• Brief: In the discussion passage, what name does Vindaar suggest wrapping a user-defined net in to show it is not a builtin torch type?

But the generated code will be this if we can't see a difference between custom Nets (that we generate the C++ code for) and the built-in ones:

struct Net2: public torch::nn::Module { 
     torch::nn::Net net1{nullptr}; // here's the difference, wrong namespace
     torch::nn::Linear fc{nullptr}; 
   }; 

Built-in layers like conv2_drop: Dropout2d could also miss initial parameters and could (and perhaps should) be specified as conv2_drop = Dropout2d(). Perhaps that clashes with what you suggested?

@Vindaar
Copy link
Member

Vindaar commented Mar 17, 2021

Ah, but that can be easily solved by keeping track of all nets that were user generated (e.g. Net and Net2 in this example) and only prefixing the torch:nn prefix for those, which are not user defined, no?

@HugoGranstrom
Copy link
Member

HugoGranstrom commented Mar 17, 2021

Yes, that should work but then we're back at how to do that safely between macros. As people could use multiple defModule calls and use types defined in one in another. And thus we would need a shared CT table/set. (macrocache doesn't have support for checking if a key is in a table or not btw)

edit: This approach also makes the C++ generation more complex as it must first parse all the code, and then create all of the C++ structs. The current approach just creates the C++ code while parsing which is more simple. With different syntaxes that could still be the case, but that's just me being lazy 🤣

@Vindaar
Copy link
Member

Vindaar commented Mar 17, 2021

Oh ok, now I'm starting to see what you're talking about.

A shared CT table is something that should be supported anyways, imo. So it's only a matter of time until that is / should be implemented. Maybe one of us can help out improving the macrocache module for the purpose?

With the fully untyped, no state approach, another option might be something like wrapping the name in a call, e.g.:

defModule:
  type 
    Net = object of Module 
      conv1 = Conv2d(1, 10, 5)
      conv2 = Conv2d(10, 20, 5)
      conv2_drop: Dropout2d # no value means passing no parameters
      fc1 = Linear(320, 50)
      fc2 = Linear(50, 10)
    Net2 = object of Module
      net1 = custom(Net())
      fc = Linear(100, 100)

e.g. custom to indicate this is not a builtin torch type. Bikeshed on the name. custom, local, ...
Leaves the syntax alive, is easy to extract, can be documented well.

@HugoGranstrom
Copy link
Member

Yeah, it definitely should be supported, and we probably should help improve it. But it feels like it's quite convoluted to handle everything in an IC-safe way without digging our fingers into how the internals of IC works 🤔

That approach is more feasible and future-proof in my opinion 😄 And you have a good point in that it is easier to document and understand than different syntaxes. And the hardest part is of course finding a good name for it 🤣 but custom is a good name that may very well stay. And it looks even more like a syntactic thing with net1 = custom Net() (that reminds me I'll have to handle two cases:P)

[Source data]
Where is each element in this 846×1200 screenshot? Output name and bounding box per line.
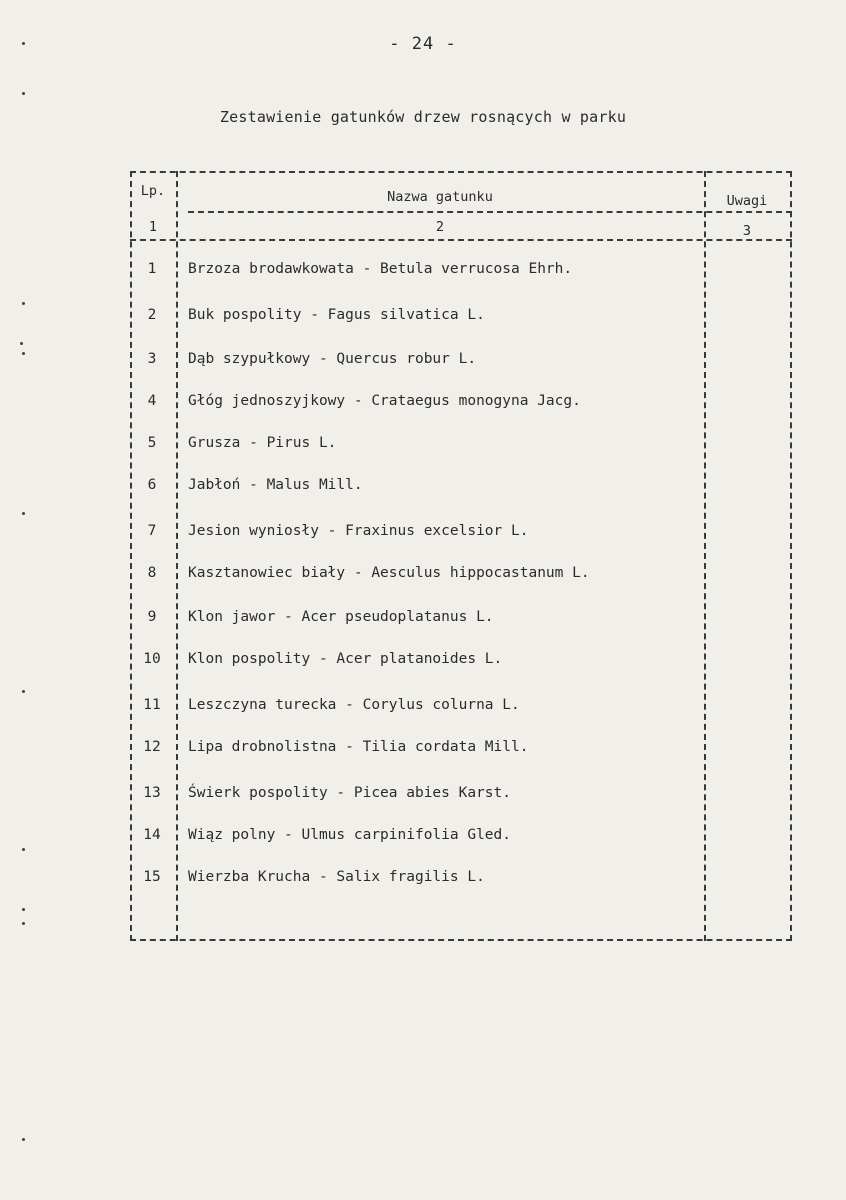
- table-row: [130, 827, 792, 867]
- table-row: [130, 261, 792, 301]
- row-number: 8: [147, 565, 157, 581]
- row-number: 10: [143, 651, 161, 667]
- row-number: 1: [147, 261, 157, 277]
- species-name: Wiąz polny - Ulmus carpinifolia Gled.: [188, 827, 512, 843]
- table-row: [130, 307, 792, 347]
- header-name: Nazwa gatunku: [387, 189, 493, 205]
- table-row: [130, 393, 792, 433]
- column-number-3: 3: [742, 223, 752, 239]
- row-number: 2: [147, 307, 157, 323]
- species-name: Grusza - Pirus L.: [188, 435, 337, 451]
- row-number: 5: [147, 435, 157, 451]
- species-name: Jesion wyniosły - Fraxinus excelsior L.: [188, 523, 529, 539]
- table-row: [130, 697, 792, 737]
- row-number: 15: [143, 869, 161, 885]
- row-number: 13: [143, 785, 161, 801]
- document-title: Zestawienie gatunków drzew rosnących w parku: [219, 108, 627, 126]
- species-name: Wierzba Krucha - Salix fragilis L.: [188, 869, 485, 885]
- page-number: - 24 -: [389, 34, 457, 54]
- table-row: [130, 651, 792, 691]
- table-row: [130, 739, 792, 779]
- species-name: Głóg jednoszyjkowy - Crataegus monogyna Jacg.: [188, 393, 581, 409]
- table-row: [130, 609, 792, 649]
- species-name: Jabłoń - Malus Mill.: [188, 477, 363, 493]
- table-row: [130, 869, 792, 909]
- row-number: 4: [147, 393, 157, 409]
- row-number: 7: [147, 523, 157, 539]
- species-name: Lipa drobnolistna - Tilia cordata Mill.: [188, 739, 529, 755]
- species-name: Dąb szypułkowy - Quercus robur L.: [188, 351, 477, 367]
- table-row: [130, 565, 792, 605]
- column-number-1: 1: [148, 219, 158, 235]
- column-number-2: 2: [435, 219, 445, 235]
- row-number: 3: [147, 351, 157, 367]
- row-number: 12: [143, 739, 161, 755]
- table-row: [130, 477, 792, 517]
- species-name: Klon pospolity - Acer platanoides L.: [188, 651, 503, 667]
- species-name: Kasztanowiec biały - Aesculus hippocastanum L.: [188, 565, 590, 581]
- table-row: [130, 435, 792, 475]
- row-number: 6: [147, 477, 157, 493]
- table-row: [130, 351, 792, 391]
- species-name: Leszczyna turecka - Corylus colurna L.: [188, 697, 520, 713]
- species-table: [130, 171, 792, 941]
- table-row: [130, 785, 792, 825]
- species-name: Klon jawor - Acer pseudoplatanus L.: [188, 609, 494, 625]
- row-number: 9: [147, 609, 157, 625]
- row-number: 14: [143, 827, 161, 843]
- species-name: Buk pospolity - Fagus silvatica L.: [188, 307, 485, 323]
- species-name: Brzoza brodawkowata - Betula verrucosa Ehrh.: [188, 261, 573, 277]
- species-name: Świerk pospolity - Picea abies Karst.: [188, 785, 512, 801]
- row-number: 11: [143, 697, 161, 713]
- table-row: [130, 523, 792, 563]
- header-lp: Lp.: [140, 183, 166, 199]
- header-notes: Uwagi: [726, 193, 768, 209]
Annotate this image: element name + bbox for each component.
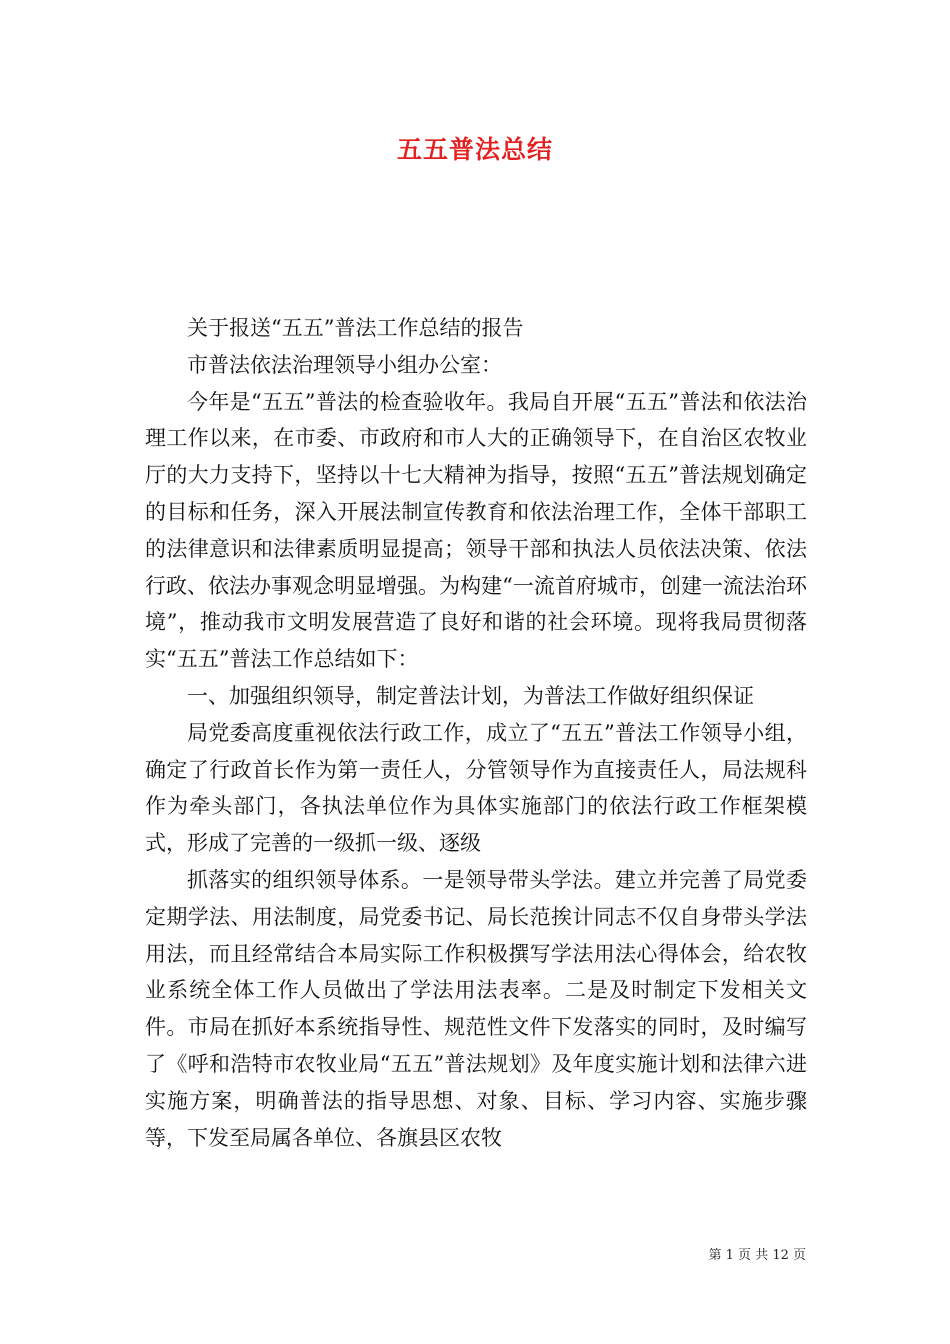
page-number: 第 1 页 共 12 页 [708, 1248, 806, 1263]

• Written reply: custom, as in net1 = custom(Net())